AUSGANGSTEXT:
::::::::::

Viel Feinstaub kommt durch Ostwind

Auch Briefträger Volker Kaufholz kennt dieses Problem. Das Heizen könne man den Leute deswegen ja aber nicht verbieten. Lieber sollte es stadtweit Förderungen für Privathaushalte und Mietshäuser geben, damit leichter auf Zentralheizung umgestiegen werden könne. Von kurzstreckigen Fahrverboten, gerade für Diesel-Fahrzeuge, hält er ebenfalls nicht viel. Die Luft bewege sich doch, meint Kaufholz. Aussagen wie „ab hier ist die Luft rein“ könne man nicht treffen.

Feinstaub greift Lunge, Atemwege und Herz-Kreislaufsystem an und gilt als krebserregend.
Feinstaub greift Lunge, Atemwege und Herz-Kreislaufsystem an und gilt als krebserregend.
© Ella Simon

Viel vom Feinstaub in Berlin kommt, laut einem RBB-Bericht in der vergangenen Woche, auch durch Ostwind aus Polen und Tschechien herüber. Die nahe Autobahn und die angrenzende Hermannstraße seien ein weiterer Grund für die starke Feinstaub-Belastung, erinnert Nasser Behnejad, der in der Apotheker an der Ecke zur Hermannstraße arbeitet. Als Passant bemerke man die Luft-Veränderungen oftmals nicht direkt, habe sich vielleicht sogar daran gewöhnt, sagt der 62-Jährige. Das ändere aber nichts daran, dass die Partikel gefährlich sein könnten.

Es wird mühsam, Luft zu holen

Alle drei der größten Feinstaub-Hotspots Deutschlands liegen 2018 in Berlin (siehe unten). Werden die von der Europäischen Komission vorgegebenen Werte dieses Jahr überschritten, muss Berlin einen neuen Luftreinhalteplan ausarbeiten.

::::::::::

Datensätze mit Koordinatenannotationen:
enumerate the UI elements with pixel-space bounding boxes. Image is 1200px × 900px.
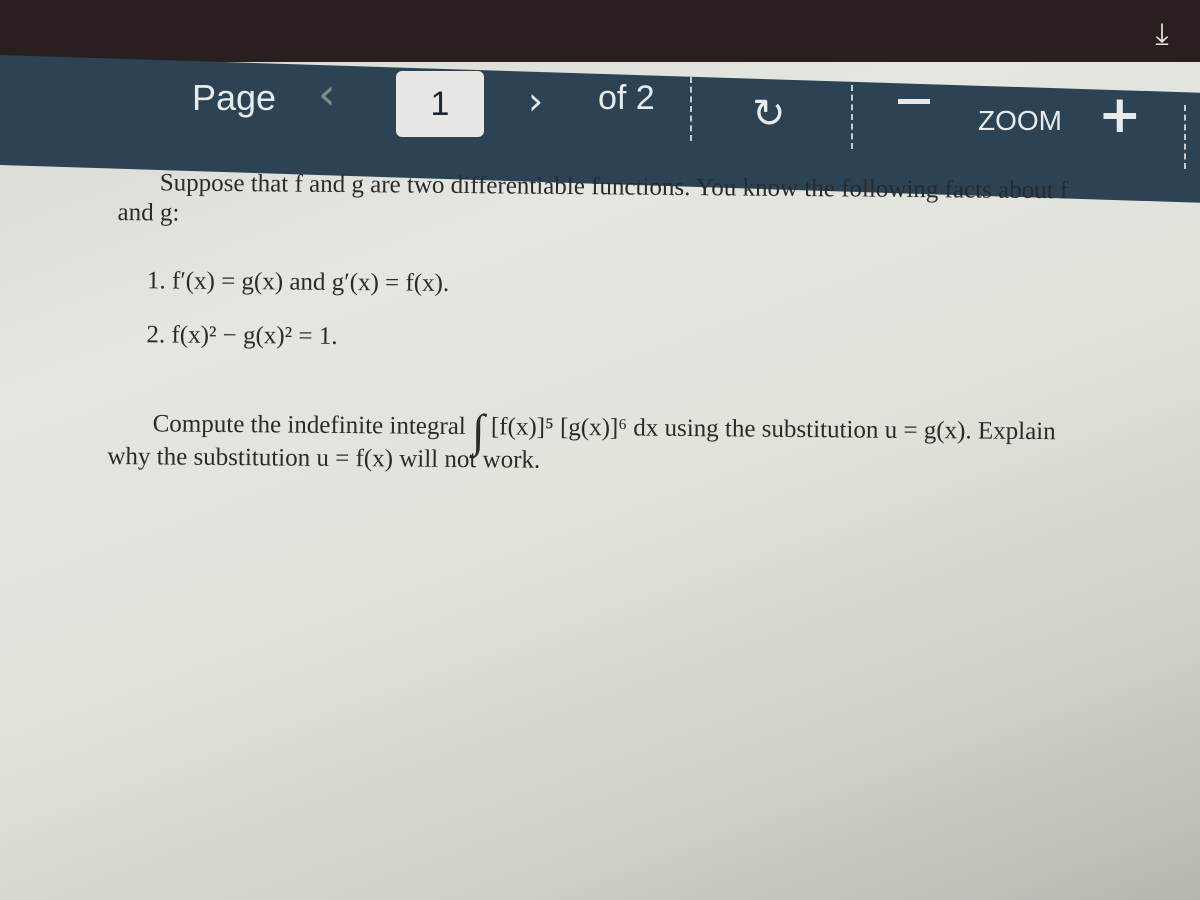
rotate-icon[interactable]: ↻ bbox=[752, 91, 786, 137]
intro-text-continued: and g: bbox=[117, 199, 180, 227]
page-label: Page bbox=[192, 77, 277, 118]
page-count-label: of 2 bbox=[598, 79, 655, 117]
page-number-input[interactable] bbox=[396, 71, 484, 137]
toolbar-divider bbox=[690, 77, 692, 141]
question-line-2: why the substitution u = f(x) will not w… bbox=[107, 442, 541, 474]
fact-1: 1. f′(x) = g(x) and g′(x) = f(x). bbox=[146, 267, 450, 297]
question-prefix: Compute the indefinite integral bbox=[152, 410, 466, 441]
integrand: [f(x)]⁵ [g(x)]⁶ dx bbox=[490, 413, 659, 442]
zoom-label: ZOOM bbox=[978, 105, 1062, 136]
fact-2: 2. f(x)² − g(x)² = 1. bbox=[146, 321, 338, 350]
chevron-right-icon[interactable]: › bbox=[528, 79, 543, 123]
chevron-left-icon[interactable]: ‹ bbox=[318, 69, 336, 120]
top-bar: ⤓ bbox=[0, 0, 1200, 62]
zoom-in-button[interactable]: + bbox=[1098, 85, 1142, 145]
question-suffix: using the substitution u = g(x). Explain bbox=[664, 414, 1056, 446]
toolbar-divider bbox=[851, 85, 853, 149]
toolbar-divider bbox=[1184, 105, 1186, 169]
zoom-out-button[interactable] bbox=[898, 99, 930, 104]
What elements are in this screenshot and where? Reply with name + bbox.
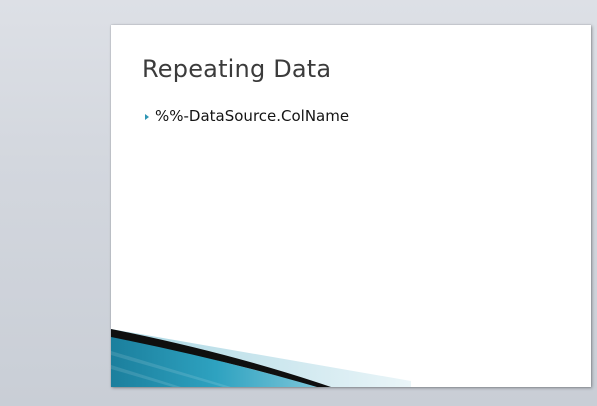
- bullet-text[interactable]: %%-DataSource.ColName: [155, 107, 349, 125]
- slide-footer-swoosh-decoration: [111, 329, 411, 387]
- content-placeholder[interactable]: %%-DataSource.ColName: [145, 107, 349, 125]
- slide-canvas[interactable]: Repeating Data %%-DataSource.ColName: [111, 25, 591, 387]
- slide-title-placeholder[interactable]: Repeating Data: [142, 55, 331, 83]
- slide-editing-pane[interactable]: Repeating Data %%-DataSource.ColName: [0, 0, 597, 406]
- triangle-bullet-icon: [145, 114, 149, 120]
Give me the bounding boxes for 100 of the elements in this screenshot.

::::::::::

AUFGABEN:
(A) Woher kommt laut einem RBB-Bericht viel vom Feinstaub in Berlin, wie der Text über Feinstaub in Berlin angibt?
(B) Führen Sie den Text über Feinstaub in Berlin im Anschluss an seinen letzten Satz weiter.

ERGEBNISSE NACH AUFGABEN:
(A) Durch Ostwind aus Polen und Tschechien.

(B)
Nach kurzer Zeit in der Silbersteinstraße können Besucher mitunter am eigenen Leib spüren, wovon die Anwohner sprechen – für empfindliche Menschen wird es deutlich mühsamer Luft zu holen. Auch Volker Kaufholz, der Kiez-Briefträger, inzwischen auf der anderen Straßenseite unterwegs, verschnauft für einen Moment. Er steigt vom Fahrrad ab und putzt seine Brille.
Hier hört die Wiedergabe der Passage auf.